- TASK DIRECTIONS
Take the lines from the one containing "What text is on this page?" through the final line below and restate them exactly. Omit the pictures.
↓
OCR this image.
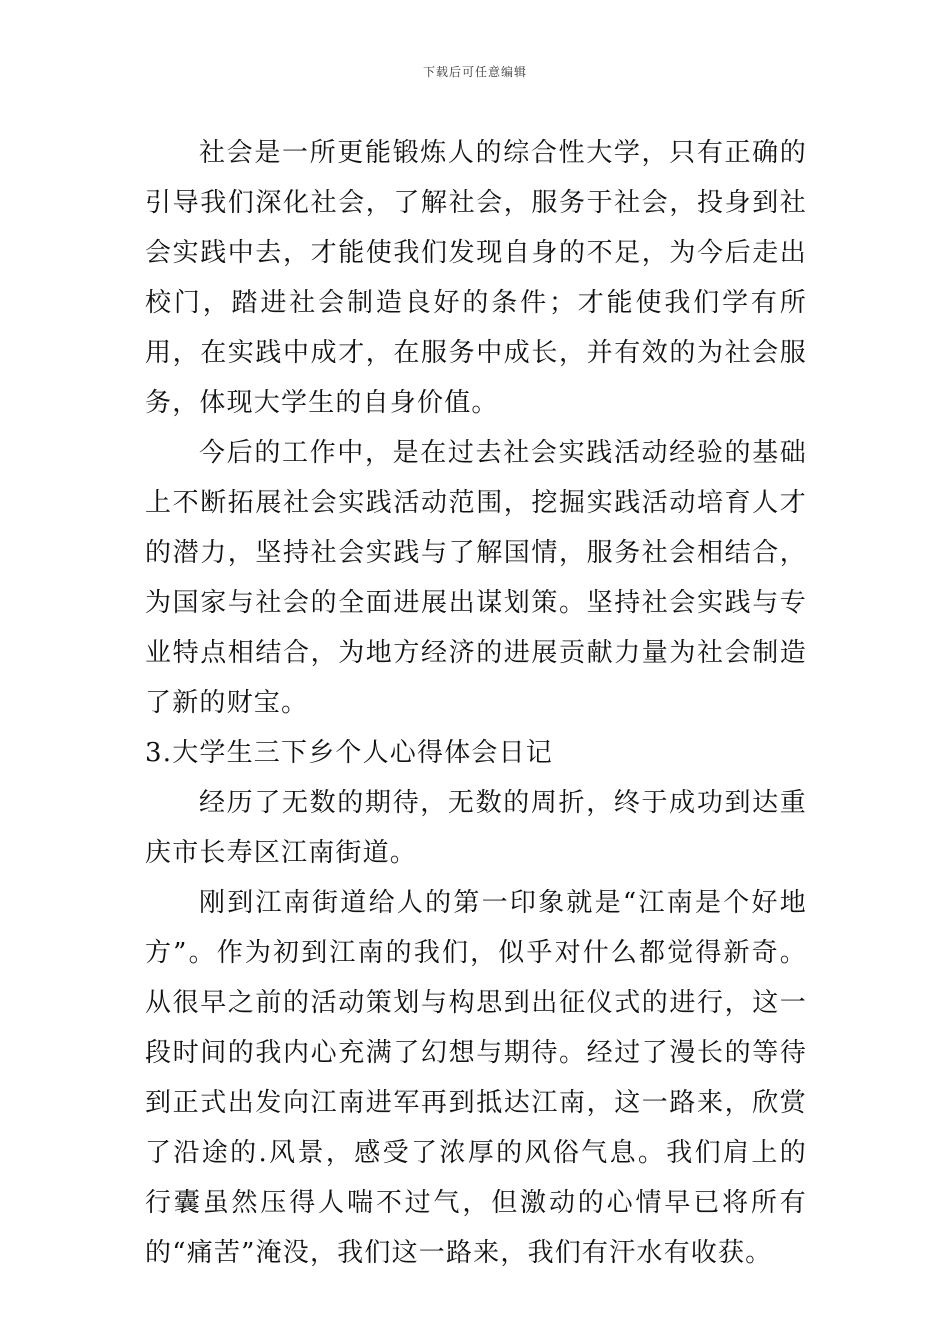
下载后可任意编辑

社会是一所更能锻炼人的综合性大学，只有正确的引导我们深化社会，了解社会，服务于社会，投身到社会实践中去，才能使我们发现自身的不足，为今后走出校门，踏进社会制造良好的条件；才能使我们学有所用，在实践中成才，在服务中成长，并有效的为社会服务，体现大学生的自身价值。

今后的工作中，是在过去社会实践活动经验的基础上不断拓展社会实践活动范围，挖掘实践活动培育人才的潜力，坚持社会实践与了解国情，服务社会相结合，为国家与社会的全面进展出谋划策。坚持社会实践与专业特点相结合，为地方经济的进展贡献力量为社会制造了新的财宝。

3.大学生三下乡个人心得体会日记

经历了无数的期待，无数的周折，终于成功到达重庆市长寿区江南街道。

刚到江南街道给人的第一印象就是“江南是个好地方”。作为初到江南的我们，似乎对什么都觉得新奇。从很早之前的活动策划与构思到出征仪式的进行，这一段时间的我内心充满了幻想与期待。经过了漫长的等待到正式出发向江南进军再到抵达江南，这一路来，欣赏了沿途的.风景，感受了浓厚的风俗气息。我们肩上的行囊虽然压得人喘不过气，但激动的心情早已将所有的“痛苦”淹没，我们这一路来，我们有汗水有收获。
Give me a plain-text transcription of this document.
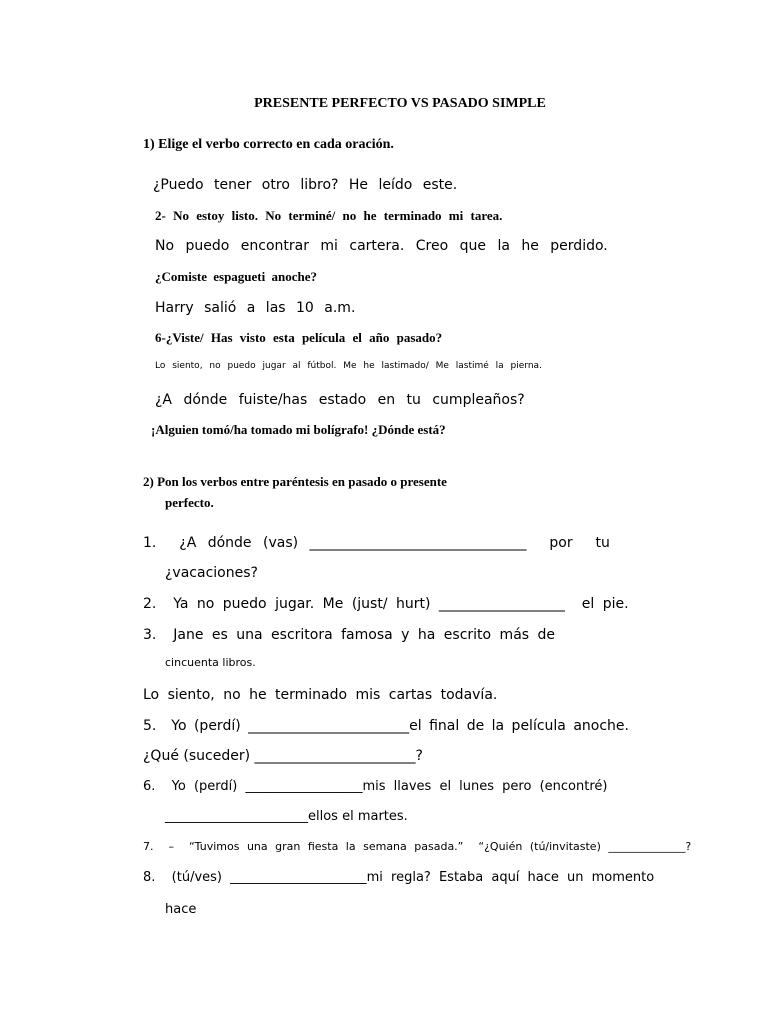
PRESENTE PERFECTO VS PASADO SIMPLE
1) Elige el verbo correcto en cada oración.
¿Puedo tener otro libro? He leído este.
2- No estoy listo. No terminé/ no he terminado mi tarea.
No puedo encontrar mi cartera. Creo que la he perdido.
¿Comiste espagueti anoche?
Harry salió a las 10 a.m.
6-¿Viste/ Has visto esta película el año pasado?
Lo siento, no puedo jugar al fútbol. Me he lastimado/ Me lastimé la pierna.
¿A dónde fuiste/has estado en tu cumpleaños?
¡Alguien tomó/ha tomado mi bolígrafo! ¿Dónde está?
2) Pon los verbos entre paréntesis en pasado o presente
perfecto.
1.  ¿A dónde (vas) _______________________________  por  tu
¿vacaciones?
2.  Ya no puedo jugar. Me (just/ hurt) __________________  el pie.
3.  Jane es una escritora famosa y ha escrito más de
cincuenta libros.
Lo siento, no he terminado mis cartas todavía.
5.  Yo (perdí) _______________________el final de la película anoche.
¿Qué (suceder) _______________________?
6.  Yo (perdí) __________________mis llaves el lunes pero (encontré)
______________________ellos el martes.
7.  –  “Tuvimos una gran fiesta la semana pasada.”  “¿Quién (tú/invitaste) ______________?
8.  (tú/ves) _____________________mi regla? Estaba aquí hace un momento
hace
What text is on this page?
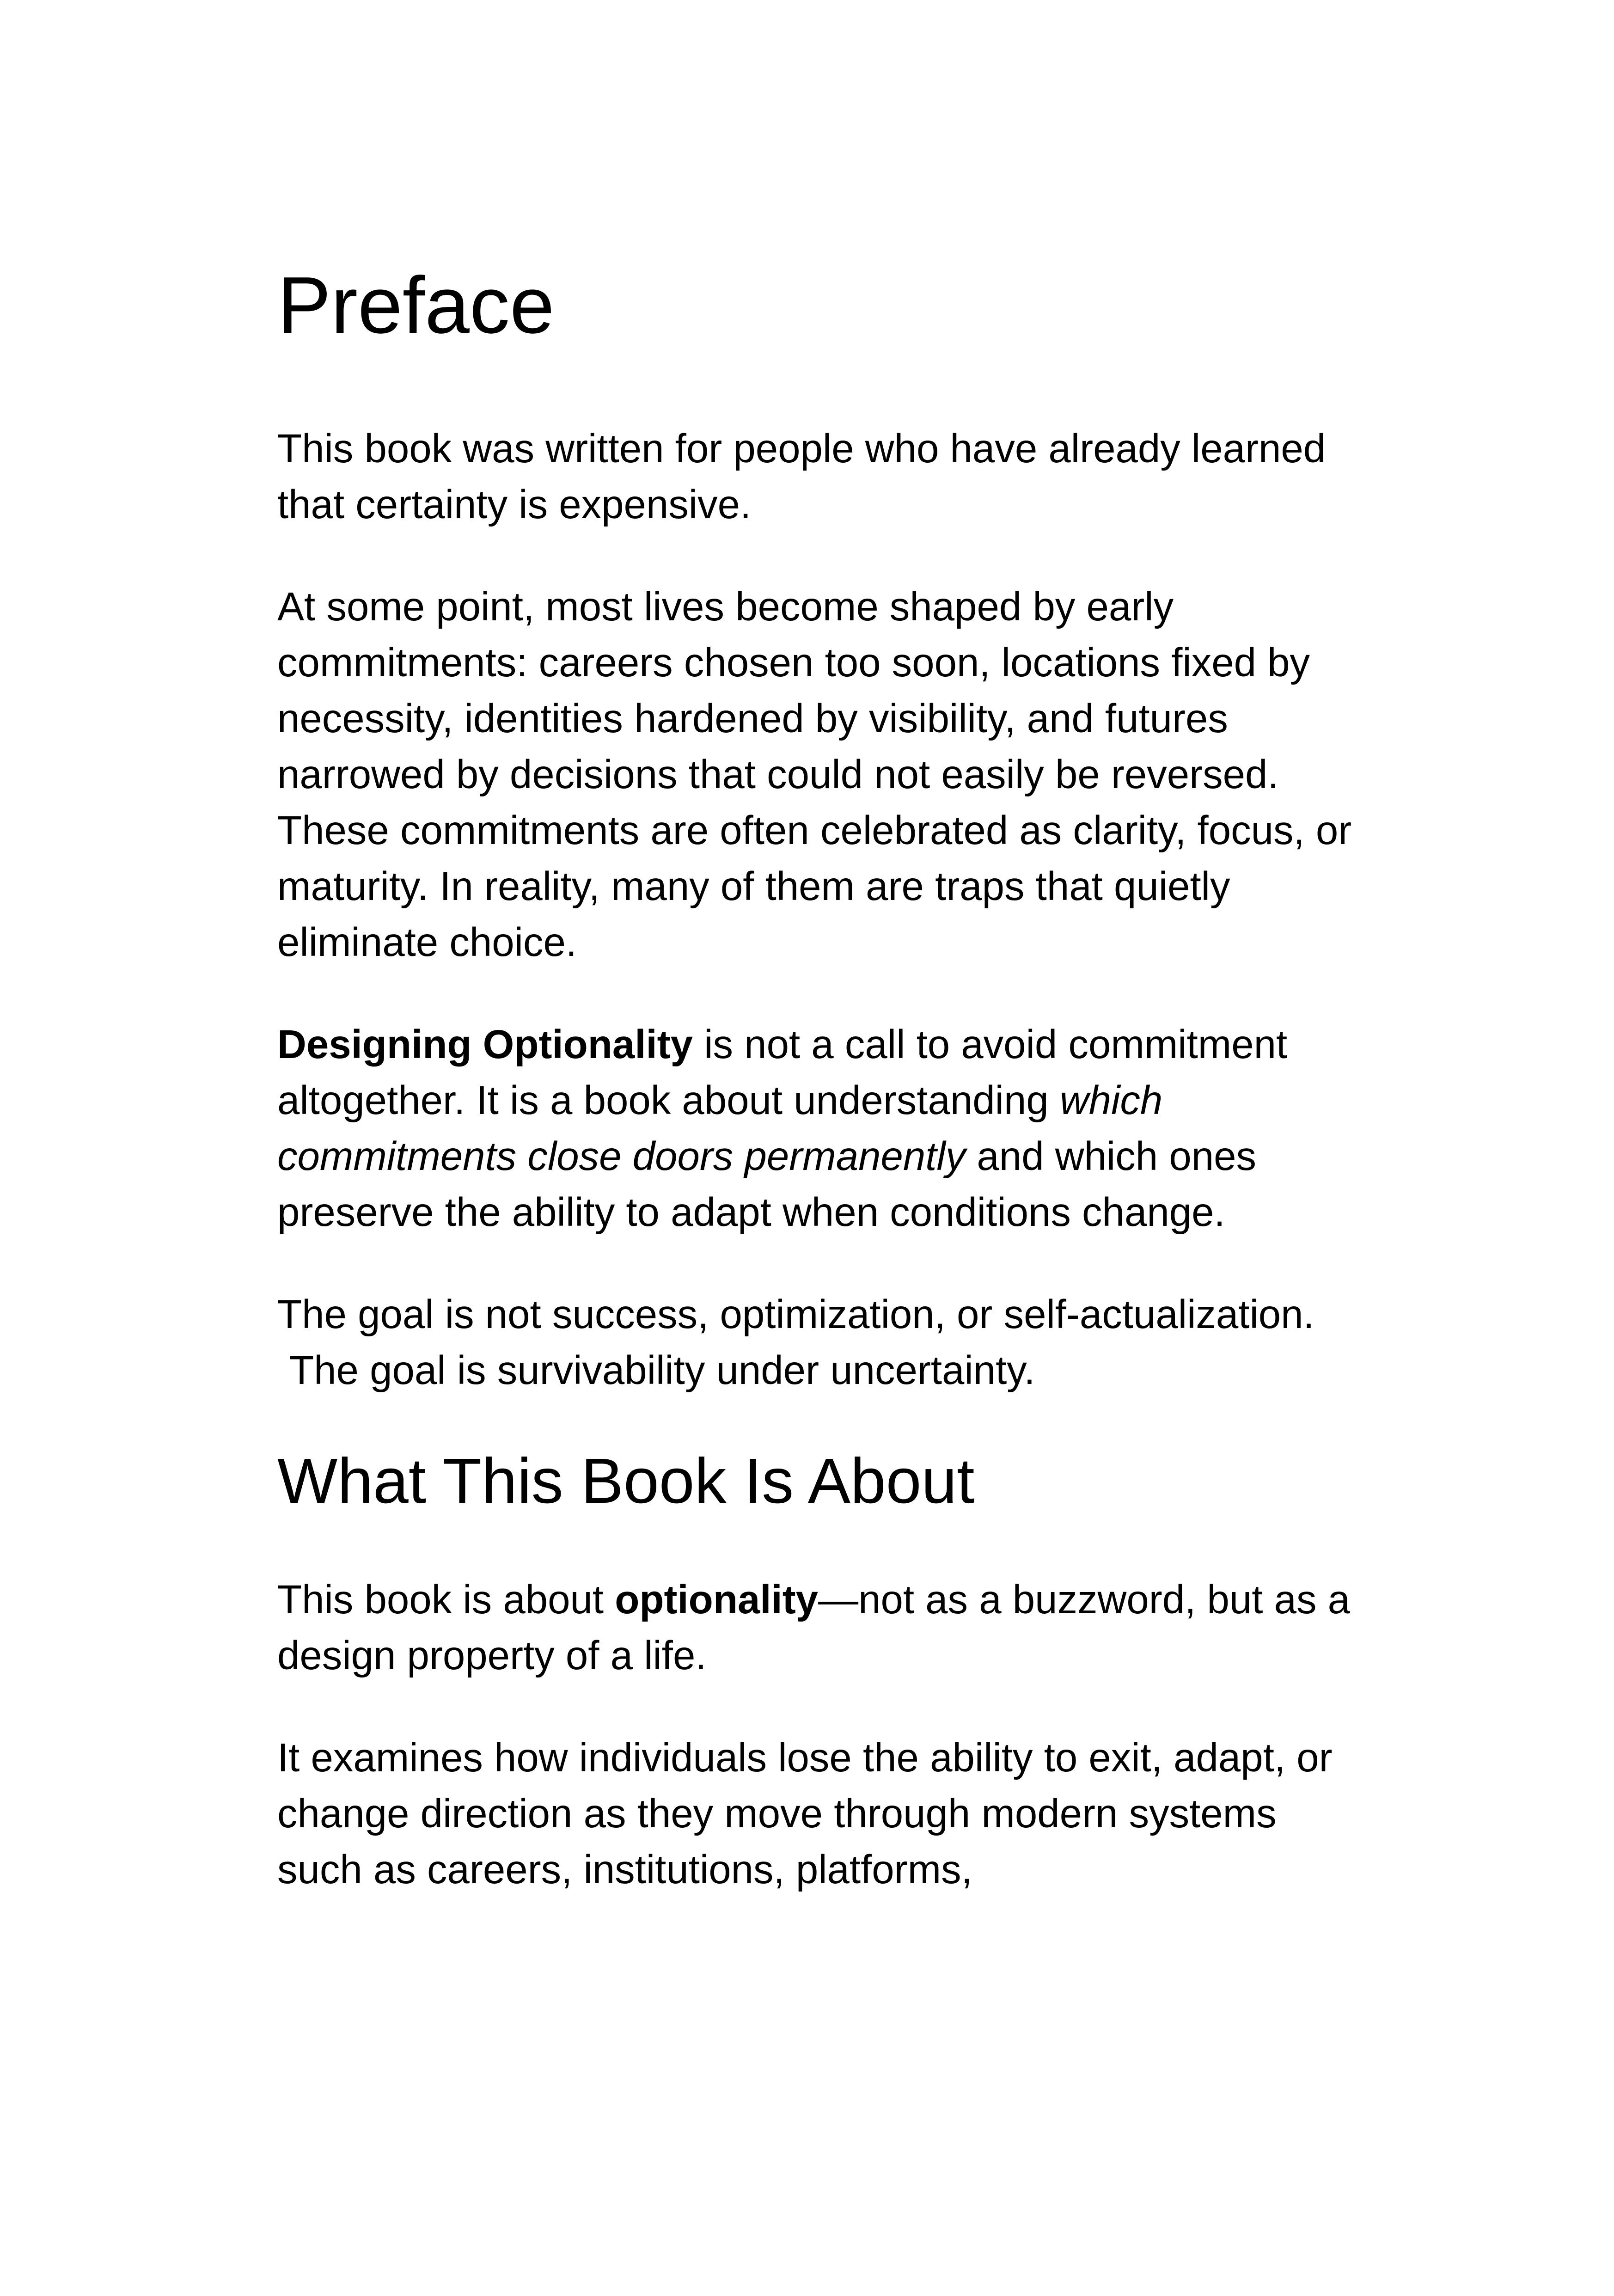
Preface

This book was written for people who have already learned that certainty is expensive.

At some point, most lives become shaped by early commitments: careers chosen too soon, locations fixed by necessity, identities hardened by visibility, and futures narrowed by decisions that could not easily be reversed. These commitments are often celebrated as clarity, focus, or maturity. In reality, many of them are traps that quietly eliminate choice.

Designing Optionality is not a call to avoid commitment altogether. It is a book about understanding which commitments close doors permanently and which ones preserve the ability to adapt when conditions change.

The goal is not success, optimization, or self-actualization.
The goal is survivability under uncertainty.

What This Book Is About

This book is about optionality—not as a buzzword, but as a design property of a life.

It examines how individuals lose the ability to exit, adapt, or change direction as they move through modern systems such as careers, institutions, platforms,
↑
- COMPLETED TASK
What text is on this page?
Preface

This book was written for people who have already learned that certainty is expensive.

At some point, most lives become shaped by early commitments: careers chosen too soon, locations fixed by necessity, identities hardened by visibility, and futures narrowed by decisions that could not easily be reversed. These commitments are often celebrated as clarity, focus, or maturity. In reality, many of them are traps that quietly eliminate choice.

Designing Optionality is not a call to avoid commitment altogether. It is a book about understanding which commitments close doors permanently and which ones preserve the ability to adapt when conditions change.

The goal is not success, optimization, or self-actualization.
The goal is survivability under uncertainty.

What This Book Is About

This book is about optionality—not as a buzzword, but as a design property of a life.

It examines how individuals lose the ability to exit, adapt, or change direction as they move through modern systems such as careers, institutions, platforms,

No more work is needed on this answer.